Collected data
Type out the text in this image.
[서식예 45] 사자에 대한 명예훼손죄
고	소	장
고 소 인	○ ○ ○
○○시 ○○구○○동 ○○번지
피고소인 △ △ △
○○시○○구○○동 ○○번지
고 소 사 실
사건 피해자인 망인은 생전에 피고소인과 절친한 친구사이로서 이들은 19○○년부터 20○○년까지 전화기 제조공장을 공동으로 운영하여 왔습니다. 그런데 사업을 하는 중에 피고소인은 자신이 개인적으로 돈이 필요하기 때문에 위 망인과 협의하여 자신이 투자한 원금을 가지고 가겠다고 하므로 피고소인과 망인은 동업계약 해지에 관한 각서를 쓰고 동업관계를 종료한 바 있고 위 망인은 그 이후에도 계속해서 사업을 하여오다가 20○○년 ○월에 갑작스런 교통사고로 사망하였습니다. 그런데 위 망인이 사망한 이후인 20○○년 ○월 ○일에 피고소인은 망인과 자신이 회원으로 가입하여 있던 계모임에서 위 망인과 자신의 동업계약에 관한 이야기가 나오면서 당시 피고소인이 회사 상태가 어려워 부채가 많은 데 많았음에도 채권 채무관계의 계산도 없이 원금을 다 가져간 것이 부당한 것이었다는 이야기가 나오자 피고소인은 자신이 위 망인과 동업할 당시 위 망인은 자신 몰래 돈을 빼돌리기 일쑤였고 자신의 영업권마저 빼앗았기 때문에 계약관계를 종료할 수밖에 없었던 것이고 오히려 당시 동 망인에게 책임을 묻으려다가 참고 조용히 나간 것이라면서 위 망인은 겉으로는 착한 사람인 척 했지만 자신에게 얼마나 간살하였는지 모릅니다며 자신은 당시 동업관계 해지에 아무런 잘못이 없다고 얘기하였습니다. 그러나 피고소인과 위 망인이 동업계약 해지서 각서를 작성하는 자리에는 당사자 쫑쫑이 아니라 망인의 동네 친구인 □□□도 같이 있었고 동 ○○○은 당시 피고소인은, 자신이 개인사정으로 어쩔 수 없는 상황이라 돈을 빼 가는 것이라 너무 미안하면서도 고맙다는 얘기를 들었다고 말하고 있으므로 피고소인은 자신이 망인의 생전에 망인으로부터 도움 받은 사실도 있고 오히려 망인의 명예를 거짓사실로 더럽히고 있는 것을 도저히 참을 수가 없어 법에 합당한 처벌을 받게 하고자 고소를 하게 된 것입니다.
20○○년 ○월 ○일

Do this
Reproduce the full listing word for word.

Completed exercise
Type out the text in this image.
[서식예 45] 사자에 대한 명예훼손죄
고	소	장
고 소 인	○ ○ ○
○○시 ○○구○○동 ○○번지
피고소인 △ △ △
○○시○○구○○동 ○○번지
고 소 사 실
사건 피해자인 망인은 생전에 피고소인과 절친한 친구사이로서 이들은 19○○년부터 20○○년까지 전화기 제조공장을 공동으로 운영하여 왔습니다. 그런데 사업을 하는 중에 피고소인은 자신이 개인적으로 돈이 필요하기 때문에 위 망인과 협의하여 자신이 투자한 원금을 가지고 가겠다고 하므로 피고소인과 망인은 동업계약 해지에 관한 각서를 쓰고 동업관계를 종료한 바 있고 위 망인은 그 이후에도 계속해서 사업을 하여오다가 20○○년 ○월에 갑작스런 교통사고로 사망하였습니다. 그런데 위 망인이 사망한 이후인 20○○년 ○월 ○일에 피고소인은 망인과 자신이 회원으로 가입하여 있던 계모임에서 위 망인과 자신의 동업계약에 관한 이야기가 나오면서 당시 피고소인이 회사 상태가 어려워 부채가 많은 데 많았음에도 채권 채무관계의 계산도 없이 원금을 다 가져간 것이 부당한 것이었다는 이야기가 나오자 피고소인은 자신이 위 망인과 동업할 당시 위 망인은 자신 몰래 돈을 빼돌리기 일쑤였고 자신의 영업권마저 빼앗았기 때문에 계약관계를 종료할 수밖에 없었던 것이고 오히려 당시 동 망인에게 책임을 묻으려다가 참고 조용히 나간 것이라면서 위 망인은 겉으로는 착한 사람인 척 했지만 자신에게 얼마나 간살하였는지 모릅니다며 자신은 당시 동업관계 해지에 아무런 잘못이 없다고 얘기하였습니다. 그러나 피고소인과 위 망인이 동업계약 해지서 각서를 작성하는 자리에는 당사자 쫑쫑이 아니라 망인의 동네 친구인 □□□도 같이 있었고 동 ○○○은 당시 피고소인은, 자신이 개인사정으로 어쩔 수 없는 상황이라 돈을 빼 가는 것이라 너무 미안하면서도 고맙다는 얘기를 들었다고 말하고 있으므로 피고소인은 자신이 망인의 생전에 망인으로부터 도움 받은 사실도 있고 오히려 망인의 명예를 거짓사실로 더럽히고 있는 것을 도저히 참을 수가 없어 법에 합당한 처벌을 받게 하고자 고소를 하게 된 것입니다.
20○○년 ○월 ○일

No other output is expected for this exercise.